__What to work on__
Extract all lines in the data that contain the word "they".

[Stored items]
* start *

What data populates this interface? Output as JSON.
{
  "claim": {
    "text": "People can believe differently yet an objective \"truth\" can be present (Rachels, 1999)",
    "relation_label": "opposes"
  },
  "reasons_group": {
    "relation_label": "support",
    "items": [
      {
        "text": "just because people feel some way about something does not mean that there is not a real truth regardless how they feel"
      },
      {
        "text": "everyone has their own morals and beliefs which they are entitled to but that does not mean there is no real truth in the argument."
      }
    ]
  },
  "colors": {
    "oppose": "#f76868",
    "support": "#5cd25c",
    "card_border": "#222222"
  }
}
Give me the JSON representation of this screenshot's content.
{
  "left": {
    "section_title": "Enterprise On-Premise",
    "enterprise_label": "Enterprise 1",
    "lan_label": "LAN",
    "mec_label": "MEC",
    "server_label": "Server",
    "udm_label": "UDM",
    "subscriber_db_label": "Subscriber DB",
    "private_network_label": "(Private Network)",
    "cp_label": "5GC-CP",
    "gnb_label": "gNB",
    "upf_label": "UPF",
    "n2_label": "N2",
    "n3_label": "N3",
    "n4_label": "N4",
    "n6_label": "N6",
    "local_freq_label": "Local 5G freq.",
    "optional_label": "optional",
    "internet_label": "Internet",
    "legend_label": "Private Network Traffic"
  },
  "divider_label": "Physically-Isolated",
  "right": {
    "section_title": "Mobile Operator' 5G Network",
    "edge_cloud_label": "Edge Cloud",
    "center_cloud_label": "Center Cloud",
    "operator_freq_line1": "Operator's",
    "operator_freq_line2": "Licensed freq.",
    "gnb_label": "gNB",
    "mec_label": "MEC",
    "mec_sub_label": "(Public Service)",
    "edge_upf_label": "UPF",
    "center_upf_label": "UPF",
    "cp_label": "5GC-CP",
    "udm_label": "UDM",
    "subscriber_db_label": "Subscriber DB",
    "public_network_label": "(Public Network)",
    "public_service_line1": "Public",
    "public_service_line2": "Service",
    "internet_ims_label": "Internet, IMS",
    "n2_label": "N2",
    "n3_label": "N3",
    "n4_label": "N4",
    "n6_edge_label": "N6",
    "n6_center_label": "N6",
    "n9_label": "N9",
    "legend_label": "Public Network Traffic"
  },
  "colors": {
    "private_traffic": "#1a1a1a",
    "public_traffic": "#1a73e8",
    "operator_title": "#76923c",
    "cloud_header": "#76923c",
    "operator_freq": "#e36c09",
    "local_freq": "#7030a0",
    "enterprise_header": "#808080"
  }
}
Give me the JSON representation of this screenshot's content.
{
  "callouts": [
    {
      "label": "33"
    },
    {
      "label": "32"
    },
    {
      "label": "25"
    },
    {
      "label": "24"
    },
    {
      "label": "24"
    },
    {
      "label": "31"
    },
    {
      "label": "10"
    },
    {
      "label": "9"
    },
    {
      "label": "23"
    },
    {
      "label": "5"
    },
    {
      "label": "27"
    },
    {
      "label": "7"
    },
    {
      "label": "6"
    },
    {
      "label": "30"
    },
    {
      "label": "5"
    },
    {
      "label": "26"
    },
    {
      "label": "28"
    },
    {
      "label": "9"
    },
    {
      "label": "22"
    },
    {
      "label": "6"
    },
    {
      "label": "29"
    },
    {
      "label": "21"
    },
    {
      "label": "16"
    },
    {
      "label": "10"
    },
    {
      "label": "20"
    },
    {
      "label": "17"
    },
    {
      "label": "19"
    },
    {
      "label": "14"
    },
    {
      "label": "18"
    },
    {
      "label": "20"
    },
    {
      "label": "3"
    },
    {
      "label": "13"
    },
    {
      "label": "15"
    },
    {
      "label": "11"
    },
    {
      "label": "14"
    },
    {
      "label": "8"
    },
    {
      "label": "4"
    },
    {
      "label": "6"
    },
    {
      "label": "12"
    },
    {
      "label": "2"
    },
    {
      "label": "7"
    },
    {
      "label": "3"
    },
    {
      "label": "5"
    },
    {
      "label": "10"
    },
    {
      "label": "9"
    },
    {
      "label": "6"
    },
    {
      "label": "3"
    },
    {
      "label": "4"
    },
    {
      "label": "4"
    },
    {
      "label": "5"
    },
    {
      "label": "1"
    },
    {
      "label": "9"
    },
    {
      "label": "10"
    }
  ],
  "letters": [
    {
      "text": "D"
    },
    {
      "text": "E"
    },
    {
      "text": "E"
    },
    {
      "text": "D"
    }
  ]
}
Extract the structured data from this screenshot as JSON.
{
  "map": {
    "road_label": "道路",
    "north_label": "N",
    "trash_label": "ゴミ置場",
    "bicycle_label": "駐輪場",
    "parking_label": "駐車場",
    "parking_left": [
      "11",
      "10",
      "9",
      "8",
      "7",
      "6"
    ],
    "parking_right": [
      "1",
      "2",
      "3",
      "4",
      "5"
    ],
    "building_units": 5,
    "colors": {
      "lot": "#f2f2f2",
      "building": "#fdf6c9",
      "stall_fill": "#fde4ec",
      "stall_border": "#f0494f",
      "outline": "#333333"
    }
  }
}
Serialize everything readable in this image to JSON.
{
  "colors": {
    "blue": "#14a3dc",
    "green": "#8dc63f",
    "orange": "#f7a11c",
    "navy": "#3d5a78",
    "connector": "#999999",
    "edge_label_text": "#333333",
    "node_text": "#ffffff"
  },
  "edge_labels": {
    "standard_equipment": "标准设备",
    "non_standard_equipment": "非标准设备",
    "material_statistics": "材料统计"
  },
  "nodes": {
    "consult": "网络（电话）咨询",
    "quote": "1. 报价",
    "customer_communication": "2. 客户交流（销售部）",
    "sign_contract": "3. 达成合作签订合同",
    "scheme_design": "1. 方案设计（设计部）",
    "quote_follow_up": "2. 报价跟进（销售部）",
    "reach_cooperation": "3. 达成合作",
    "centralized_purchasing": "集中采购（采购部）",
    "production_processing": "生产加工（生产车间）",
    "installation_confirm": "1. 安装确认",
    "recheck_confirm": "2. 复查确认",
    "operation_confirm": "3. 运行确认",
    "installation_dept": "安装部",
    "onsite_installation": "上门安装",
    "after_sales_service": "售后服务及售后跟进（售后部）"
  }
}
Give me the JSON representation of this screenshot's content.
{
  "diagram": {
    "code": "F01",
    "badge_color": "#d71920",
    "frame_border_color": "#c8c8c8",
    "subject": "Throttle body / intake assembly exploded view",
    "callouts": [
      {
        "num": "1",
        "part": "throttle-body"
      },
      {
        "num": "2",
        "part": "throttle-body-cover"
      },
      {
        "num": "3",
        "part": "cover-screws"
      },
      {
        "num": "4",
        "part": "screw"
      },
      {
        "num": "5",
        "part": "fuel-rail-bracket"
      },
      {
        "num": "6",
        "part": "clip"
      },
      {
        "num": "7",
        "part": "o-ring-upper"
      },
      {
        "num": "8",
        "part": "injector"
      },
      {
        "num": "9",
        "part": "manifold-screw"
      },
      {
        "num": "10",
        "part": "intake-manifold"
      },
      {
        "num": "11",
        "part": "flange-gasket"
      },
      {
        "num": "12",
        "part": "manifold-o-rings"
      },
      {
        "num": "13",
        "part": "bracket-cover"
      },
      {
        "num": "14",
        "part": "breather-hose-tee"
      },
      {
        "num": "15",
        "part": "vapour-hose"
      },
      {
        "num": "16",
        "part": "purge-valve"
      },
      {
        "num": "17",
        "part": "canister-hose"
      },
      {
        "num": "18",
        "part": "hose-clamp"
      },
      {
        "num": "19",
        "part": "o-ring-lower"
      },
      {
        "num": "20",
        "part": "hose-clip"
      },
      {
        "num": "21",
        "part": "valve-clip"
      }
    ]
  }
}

* end *

__Exercise result__
        "text": "just because people feel some way about something does not mean that there is not a real truth regardless how they feel"
        "text": "everyone has their own morals and beliefs which they are entitled to but that does not mean there is no real truth in the argument."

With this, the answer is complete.